_Records from a data collection_
============================================================

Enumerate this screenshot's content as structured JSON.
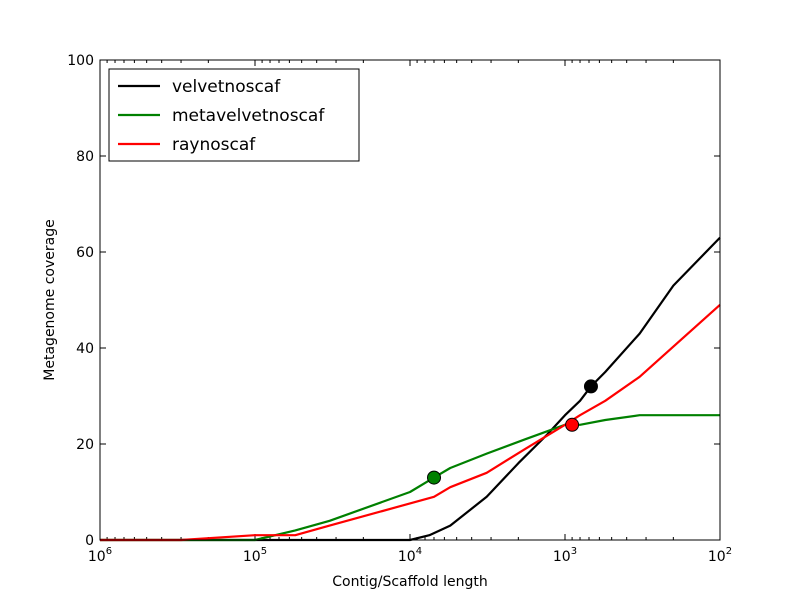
{
  "chart_data": {
    "type": "line",
    "xlabel": "Contig/Scaffold length",
    "ylabel": "Metagenome coverage",
    "x_scale": "log",
    "x_reversed": true,
    "xlim": [
      1000000,
      100
    ],
    "ylim": [
      0,
      100
    ],
    "x_ticks": [
      {
        "value": 1000000,
        "base": "10",
        "exp": "6"
      },
      {
        "value": 100000,
        "base": "10",
        "exp": "5"
      },
      {
        "value": 10000,
        "base": "10",
        "exp": "4"
      },
      {
        "value": 1000,
        "base": "10",
        "exp": "3"
      },
      {
        "value": 100,
        "base": "10",
        "exp": "2"
      }
    ],
    "y_ticks": [
      0,
      20,
      40,
      60,
      80,
      100
    ],
    "legend_position": "top-left",
    "series": [
      {
        "name": "velvetnoscaf",
        "color": "#000000",
        "points": [
          [
            1000000,
            0
          ],
          [
            10000,
            0
          ],
          [
            7500,
            1
          ],
          [
            5500,
            3
          ],
          [
            3200,
            9
          ],
          [
            2000,
            16
          ],
          [
            1300,
            22
          ],
          [
            1000,
            26
          ],
          [
            800,
            29
          ],
          [
            680,
            32
          ],
          [
            550,
            35
          ],
          [
            330,
            43
          ],
          [
            200,
            53
          ],
          [
            100,
            63
          ]
        ],
        "marker": [
          680,
          32
        ]
      },
      {
        "name": "metavelvetnoscaf",
        "color": "#008000",
        "points": [
          [
            1000000,
            0
          ],
          [
            130000,
            0
          ],
          [
            100000,
            0
          ],
          [
            55000,
            2
          ],
          [
            33000,
            4
          ],
          [
            10000,
            10
          ],
          [
            7000,
            13
          ],
          [
            5500,
            15
          ],
          [
            3200,
            18
          ],
          [
            1800,
            21
          ],
          [
            1000,
            24
          ],
          [
            800,
            24
          ],
          [
            550,
            25
          ],
          [
            330,
            26
          ],
          [
            100,
            26
          ]
        ],
        "marker": [
          7000,
          13
        ]
      },
      {
        "name": "raynoscaf",
        "color": "#ff0000",
        "points": [
          [
            1000000,
            0
          ],
          [
            300000,
            0
          ],
          [
            100000,
            1
          ],
          [
            55000,
            1
          ],
          [
            33000,
            3
          ],
          [
            7000,
            9
          ],
          [
            5500,
            11
          ],
          [
            3200,
            14
          ],
          [
            1800,
            19
          ],
          [
            1000,
            24
          ],
          [
            800,
            26
          ],
          [
            550,
            29
          ],
          [
            330,
            34
          ],
          [
            100,
            49
          ]
        ],
        "marker": [
          900,
          24
        ]
      }
    ]
  }
}
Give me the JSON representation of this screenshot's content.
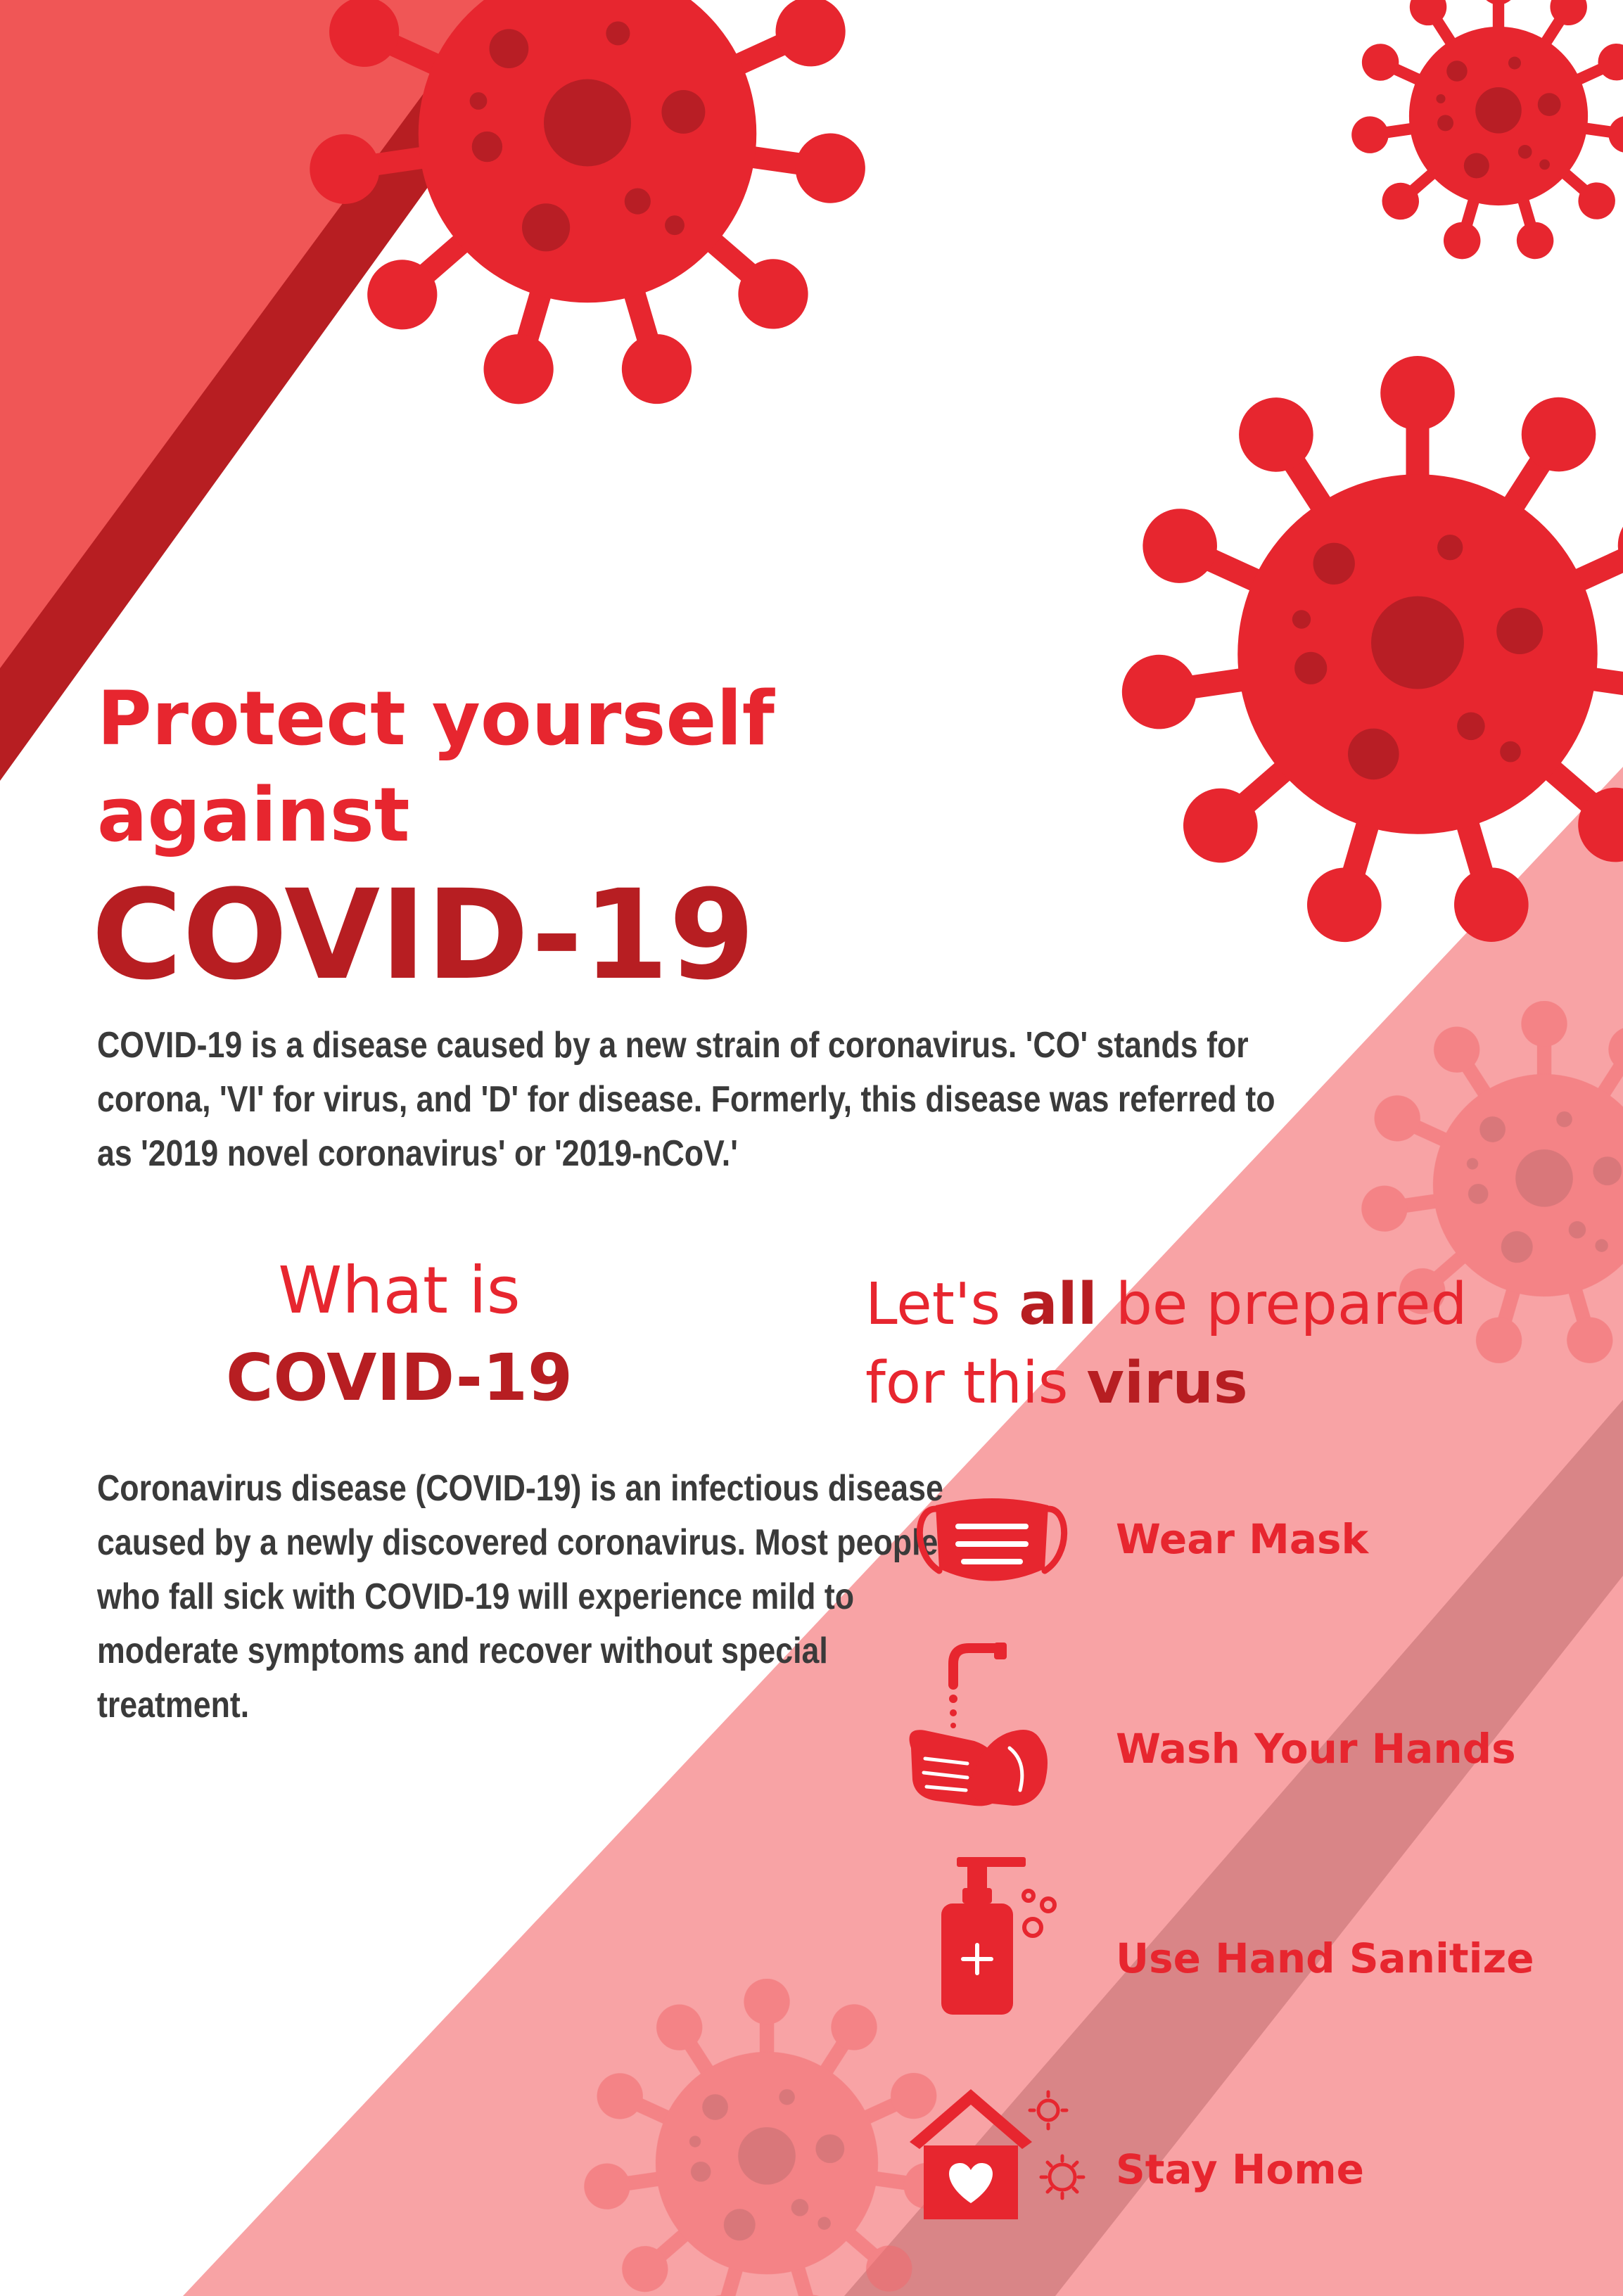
{
  "headline": {
    "line1": "Protect yourself",
    "line2": "against",
    "line3": "COVID-19"
  },
  "intro": "COVID-19 is a disease caused by a new strain of coronavirus. 'CO' stands for corona, 'VI' for virus, and 'D' for disease. Formerly, this disease was referred to as '2019 novel coronavirus' or '2019-nCoV.'",
  "what_is": {
    "line1": "What is",
    "line2": "COVID-19",
    "body": "Coronavirus disease (COVID-19) is an infectious disease caused by a newly discovered coronavirus. Most people who fall sick with COVID-19 will experience mild to moderate symptoms and recover without special treatment."
  },
  "prepared": {
    "line1_a": "Let's ",
    "line1_b": "all",
    "line1_c": " be prepared",
    "line2_a": "for this ",
    "line2_b": "virus"
  },
  "actions": [
    {
      "label": "Wear Mask",
      "icon": "mask-icon"
    },
    {
      "label": "Wash Your Hands",
      "icon": "hand-washing-icon"
    },
    {
      "label": "Use Hand Sanitize",
      "icon": "sanitizer-bottle-icon"
    },
    {
      "label": "Stay Home",
      "icon": "home-icon"
    }
  ],
  "colors": {
    "primary_red": "#e7262f",
    "dark_red": "#b71e22",
    "light_red": "#f05656",
    "pink_band": "#f8a3a5",
    "band_shadow": "#d98587",
    "text": "#3a3a3a"
  }
}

============================================================

_What this task involves_
Pull out the lines above in which the word "value" appears.

_Output of the exercise_
        "value": 1000000,
        "value": 100000,
        "value": 10000,
        "value": 1000,
        "value": 100,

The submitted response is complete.